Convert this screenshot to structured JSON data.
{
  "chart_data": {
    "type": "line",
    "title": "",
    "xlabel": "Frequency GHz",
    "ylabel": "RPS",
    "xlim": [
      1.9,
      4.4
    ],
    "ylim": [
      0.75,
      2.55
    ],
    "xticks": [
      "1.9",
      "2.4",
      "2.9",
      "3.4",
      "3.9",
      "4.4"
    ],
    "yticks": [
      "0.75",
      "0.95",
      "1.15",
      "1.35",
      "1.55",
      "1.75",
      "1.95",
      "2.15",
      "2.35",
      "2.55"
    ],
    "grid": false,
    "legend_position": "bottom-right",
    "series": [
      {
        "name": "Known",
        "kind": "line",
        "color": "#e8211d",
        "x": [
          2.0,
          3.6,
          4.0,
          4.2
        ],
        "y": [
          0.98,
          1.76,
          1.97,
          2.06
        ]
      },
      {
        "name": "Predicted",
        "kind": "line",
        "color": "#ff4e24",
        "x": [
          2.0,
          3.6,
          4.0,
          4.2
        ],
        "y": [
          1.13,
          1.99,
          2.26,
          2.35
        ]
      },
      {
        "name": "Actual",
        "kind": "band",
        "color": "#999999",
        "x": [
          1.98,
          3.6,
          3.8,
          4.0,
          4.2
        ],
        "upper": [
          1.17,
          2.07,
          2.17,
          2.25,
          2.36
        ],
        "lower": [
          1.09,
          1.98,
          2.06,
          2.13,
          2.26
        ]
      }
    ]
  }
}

· · · · · · ·

WHAT YOU ARE ASKED TO DO.
Output all of the data again, exactly.

THE ANSWER.
Convert this screenshot to structured JSON data.
{
  "chart_data": {
    "type": "line",
    "title": "",
    "xlabel": "Frequency GHz",
    "ylabel": "RPS",
    "xlim": [
      1.9,
      4.4
    ],
    "ylim": [
      0.75,
      2.55
    ],
    "xticks": [
      "1.9",
      "2.4",
      "2.9",
      "3.4",
      "3.9",
      "4.4"
    ],
    "yticks": [
      "0.75",
      "0.95",
      "1.15",
      "1.35",
      "1.55",
      "1.75",
      "1.95",
      "2.15",
      "2.35",
      "2.55"
    ],
    "grid": false,
    "legend_position": "bottom-right",
    "series": [
      {
        "name": "Known",
        "kind": "line",
        "color": "#e8211d",
        "x": [
          2.0,
          3.6,
          4.0,
          4.2
        ],
        "y": [
          0.98,
          1.76,
          1.97,
          2.06
        ]
      },
      {
        "name": "Predicted",
        "kind": "line",
        "color": "#ff4e24",
        "x": [
          2.0,
          3.6,
          4.0,
          4.2
        ],
        "y": [
          1.13,
          1.99,
          2.26,
          2.35
        ]
      },
      {
        "name": "Actual",
        "kind": "band",
        "color": "#999999",
        "x": [
          1.98,
          3.6,
          3.8,
          4.0,
          4.2
        ],
        "upper": [
          1.17,
          2.07,
          2.17,
          2.25,
          2.36
        ],
        "lower": [
          1.09,
          1.98,
          2.06,
          2.13,
          2.26
        ]
      }
    ]
  }
}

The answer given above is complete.